(Stored data)
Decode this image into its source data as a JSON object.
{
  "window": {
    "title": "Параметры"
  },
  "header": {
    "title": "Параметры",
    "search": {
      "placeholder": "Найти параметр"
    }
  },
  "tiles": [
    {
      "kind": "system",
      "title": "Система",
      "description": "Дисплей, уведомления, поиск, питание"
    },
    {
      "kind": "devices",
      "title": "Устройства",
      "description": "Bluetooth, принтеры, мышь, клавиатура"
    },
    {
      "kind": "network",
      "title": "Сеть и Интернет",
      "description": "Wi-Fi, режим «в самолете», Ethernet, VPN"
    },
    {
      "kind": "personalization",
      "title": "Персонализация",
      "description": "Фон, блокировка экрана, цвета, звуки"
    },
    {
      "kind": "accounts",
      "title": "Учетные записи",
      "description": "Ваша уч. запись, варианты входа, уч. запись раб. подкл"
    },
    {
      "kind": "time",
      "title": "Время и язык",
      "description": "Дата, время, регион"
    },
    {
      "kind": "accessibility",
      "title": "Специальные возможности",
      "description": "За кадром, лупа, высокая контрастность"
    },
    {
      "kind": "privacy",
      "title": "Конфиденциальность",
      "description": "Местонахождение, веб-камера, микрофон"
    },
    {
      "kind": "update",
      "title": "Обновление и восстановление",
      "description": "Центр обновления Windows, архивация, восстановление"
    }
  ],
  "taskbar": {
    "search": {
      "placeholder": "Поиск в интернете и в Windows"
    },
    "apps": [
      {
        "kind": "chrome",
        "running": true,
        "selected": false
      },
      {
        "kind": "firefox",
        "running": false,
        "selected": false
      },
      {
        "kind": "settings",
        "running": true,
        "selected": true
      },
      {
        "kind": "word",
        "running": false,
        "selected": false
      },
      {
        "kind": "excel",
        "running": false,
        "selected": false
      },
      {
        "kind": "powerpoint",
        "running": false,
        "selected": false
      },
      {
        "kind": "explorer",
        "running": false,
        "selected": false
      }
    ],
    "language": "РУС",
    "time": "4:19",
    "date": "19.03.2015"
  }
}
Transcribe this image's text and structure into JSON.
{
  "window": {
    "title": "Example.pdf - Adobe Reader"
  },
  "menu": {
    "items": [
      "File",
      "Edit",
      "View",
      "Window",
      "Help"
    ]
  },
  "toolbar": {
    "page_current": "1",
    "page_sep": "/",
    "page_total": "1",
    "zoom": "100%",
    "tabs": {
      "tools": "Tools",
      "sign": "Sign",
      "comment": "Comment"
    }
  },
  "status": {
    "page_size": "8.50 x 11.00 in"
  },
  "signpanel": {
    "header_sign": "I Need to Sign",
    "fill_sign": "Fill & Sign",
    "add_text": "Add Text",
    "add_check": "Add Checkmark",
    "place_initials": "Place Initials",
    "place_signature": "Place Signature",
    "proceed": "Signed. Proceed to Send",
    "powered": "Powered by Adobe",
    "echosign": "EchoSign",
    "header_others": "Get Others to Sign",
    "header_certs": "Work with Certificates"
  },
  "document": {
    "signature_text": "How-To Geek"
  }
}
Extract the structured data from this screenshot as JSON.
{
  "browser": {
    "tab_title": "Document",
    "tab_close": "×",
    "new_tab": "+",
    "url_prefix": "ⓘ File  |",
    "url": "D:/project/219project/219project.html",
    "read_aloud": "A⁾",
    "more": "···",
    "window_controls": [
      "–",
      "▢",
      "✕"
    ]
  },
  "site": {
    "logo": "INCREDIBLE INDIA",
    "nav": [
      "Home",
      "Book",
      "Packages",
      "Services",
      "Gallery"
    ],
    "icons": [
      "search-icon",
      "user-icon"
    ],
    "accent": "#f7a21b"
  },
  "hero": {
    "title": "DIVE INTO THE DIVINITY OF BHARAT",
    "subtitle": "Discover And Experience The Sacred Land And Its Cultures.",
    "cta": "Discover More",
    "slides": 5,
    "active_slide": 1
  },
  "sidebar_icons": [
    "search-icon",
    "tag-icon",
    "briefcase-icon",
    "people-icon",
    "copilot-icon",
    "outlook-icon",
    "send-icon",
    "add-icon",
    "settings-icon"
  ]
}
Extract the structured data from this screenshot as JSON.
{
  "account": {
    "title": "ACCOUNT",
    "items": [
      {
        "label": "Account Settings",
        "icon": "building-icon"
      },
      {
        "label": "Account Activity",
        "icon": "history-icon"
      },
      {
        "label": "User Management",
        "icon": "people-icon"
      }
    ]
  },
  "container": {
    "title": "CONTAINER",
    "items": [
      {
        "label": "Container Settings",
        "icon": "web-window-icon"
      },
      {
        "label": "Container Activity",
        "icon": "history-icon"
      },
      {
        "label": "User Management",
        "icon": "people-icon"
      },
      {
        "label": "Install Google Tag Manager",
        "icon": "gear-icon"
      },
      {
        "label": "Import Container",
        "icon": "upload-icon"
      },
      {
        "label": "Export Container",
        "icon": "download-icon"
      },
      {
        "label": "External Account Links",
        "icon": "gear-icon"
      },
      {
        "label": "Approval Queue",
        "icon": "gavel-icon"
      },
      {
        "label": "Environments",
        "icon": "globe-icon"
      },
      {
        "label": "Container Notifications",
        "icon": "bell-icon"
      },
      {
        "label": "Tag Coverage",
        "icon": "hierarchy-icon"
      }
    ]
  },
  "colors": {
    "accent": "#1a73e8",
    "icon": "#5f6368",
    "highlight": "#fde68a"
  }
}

--- WRITTEN TASK ---
Copy the material above verbatim.

--- EXERCISE SOLUTION ---
Decode this image into its source data as a JSON object.
{
  "window": {
    "title": "Параметры"
  },
  "header": {
    "title": "Параметры",
    "search": {
      "placeholder": "Найти параметр"
    }
  },
  "tiles": [
    {
      "kind": "system",
      "title": "Система",
      "description": "Дисплей, уведомления, поиск, питание"
    },
    {
      "kind": "devices",
      "title": "Устройства",
      "description": "Bluetooth, принтеры, мышь, клавиатура"
    },
    {
      "kind": "network",
      "title": "Сеть и Интернет",
      "description": "Wi-Fi, режим «в самолете», Ethernet, VPN"
    },
    {
      "kind": "personalization",
      "title": "Персонализация",
      "description": "Фон, блокировка экрана, цвета, звуки"
    },
    {
      "kind": "accounts",
      "title": "Учетные записи",
      "description": "Ваша уч. запись, варианты входа, уч. запись раб. подкл"
    },
    {
      "kind": "time",
      "title": "Время и язык",
      "description": "Дата, время, регион"
    },
    {
      "kind": "accessibility",
      "title": "Специальные возможности",
      "description": "За кадром, лупа, высокая контрастность"
    },
    {
      "kind": "privacy",
      "title": "Конфиденциальность",
      "description": "Местонахождение, веб-камера, микрофон"
    },
    {
      "kind": "update",
      "title": "Обновление и восстановление",
      "description": "Центр обновления Windows, архивация, восстановление"
    }
  ],
  "taskbar": {
    "search": {
      "placeholder": "Поиск в интернете и в Windows"
    },
    "apps": [
      {
        "kind": "chrome",
        "running": true,
        "selected": false
      },
      {
        "kind": "firefox",
        "running": false,
        "selected": false
      },
      {
        "kind": "settings",
        "running": true,
        "selected": true
      },
      {
        "kind": "word",
        "running": false,
        "selected": false
      },
      {
        "kind": "excel",
        "running": false,
        "selected": false
      },
      {
        "kind": "powerpoint",
        "running": false,
        "selected": false
      },
      {
        "kind": "explorer",
        "running": false,
        "selected": false
      }
    ],
    "language": "РУС",
    "time": "4:19",
    "date": "19.03.2015"
  }
}
Transcribe this image's text and structure into JSON.
{
  "window": {
    "title": "Example.pdf - Adobe Reader"
  },
  "menu": {
    "items": [
      "File",
      "Edit",
      "View",
      "Window",
      "Help"
    ]
  },
  "toolbar": {
    "page_current": "1",
    "page_sep": "/",
    "page_total": "1",
    "zoom": "100%",
    "tabs": {
      "tools": "Tools",
      "sign": "Sign",
      "comment": "Comment"
    }
  },
  "status": {
    "page_size": "8.50 x 11.00 in"
  },
  "signpanel": {
    "header_sign": "I Need to Sign",
    "fill_sign": "Fill & Sign",
    "add_text": "Add Text",
    "add_check": "Add Checkmark",
    "place_initials": "Place Initials",
    "place_signature": "Place Signature",
    "proceed": "Signed. Proceed to Send",
    "powered": "Powered by Adobe",
    "echosign": "EchoSign",
    "header_others": "Get Others to Sign",
    "header_certs": "Work with Certificates"
  },
  "document": {
    "signature_text": "How-To Geek"
  }
}
Extract the structured data from this screenshot as JSON.
{
  "browser": {
    "tab_title": "Document",
    "tab_close": "×",
    "new_tab": "+",
    "url_prefix": "ⓘ File  |",
    "url": "D:/project/219project/219project.html",
    "read_aloud": "A⁾",
    "more": "···",
    "window_controls": [
      "–",
      "▢",
      "✕"
    ]
  },
  "site": {
    "logo": "INCREDIBLE INDIA",
    "nav": [
      "Home",
      "Book",
      "Packages",
      "Services",
      "Gallery"
    ],
    "icons": [
      "search-icon",
      "user-icon"
    ],
    "accent": "#f7a21b"
  },
  "hero": {
    "title": "DIVE INTO THE DIVINITY OF BHARAT",
    "subtitle": "Discover And Experience The Sacred Land And Its Cultures.",
    "cta": "Discover More",
    "slides": 5,
    "active_slide": 1
  },
  "sidebar_icons": [
    "search-icon",
    "tag-icon",
    "briefcase-icon",
    "people-icon",
    "copilot-icon",
    "outlook-icon",
    "send-icon",
    "add-icon",
    "settings-icon"
  ]
}
Extract the structured data from this screenshot as JSON.
{
  "account": {
    "title": "ACCOUNT",
    "items": [
      {
        "label": "Account Settings",
        "icon": "building-icon"
      },
      {
        "label": "Account Activity",
        "icon": "history-icon"
      },
      {
        "label": "User Management",
        "icon": "people-icon"
      }
    ]
  },
  "container": {
    "title": "CONTAINER",
    "items": [
      {
        "label": "Container Settings",
        "icon": "web-window-icon"
      },
      {
        "label": "Container Activity",
        "icon": "history-icon"
      },
      {
        "label": "User Management",
        "icon": "people-icon"
      },
      {
        "label": "Install Google Tag Manager",
        "icon": "gear-icon"
      },
      {
        "label": "Import Container",
        "icon": "upload-icon"
      },
      {
        "label": "Export Container",
        "icon": "download-icon"
      },
      {
        "label": "External Account Links",
        "icon": "gear-icon"
      },
      {
        "label": "Approval Queue",
        "icon": "gavel-icon"
      },
      {
        "label": "Environments",
        "icon": "globe-icon"
      },
      {
        "label": "Container Notifications",
        "icon": "bell-icon"
      },
      {
        "label": "Tag Coverage",
        "icon": "hierarchy-icon"
      }
    ]
  },
  "colors": {
    "accent": "#1a73e8",
    "icon": "#5f6368",
    "highlight": "#fde68a"
  }
}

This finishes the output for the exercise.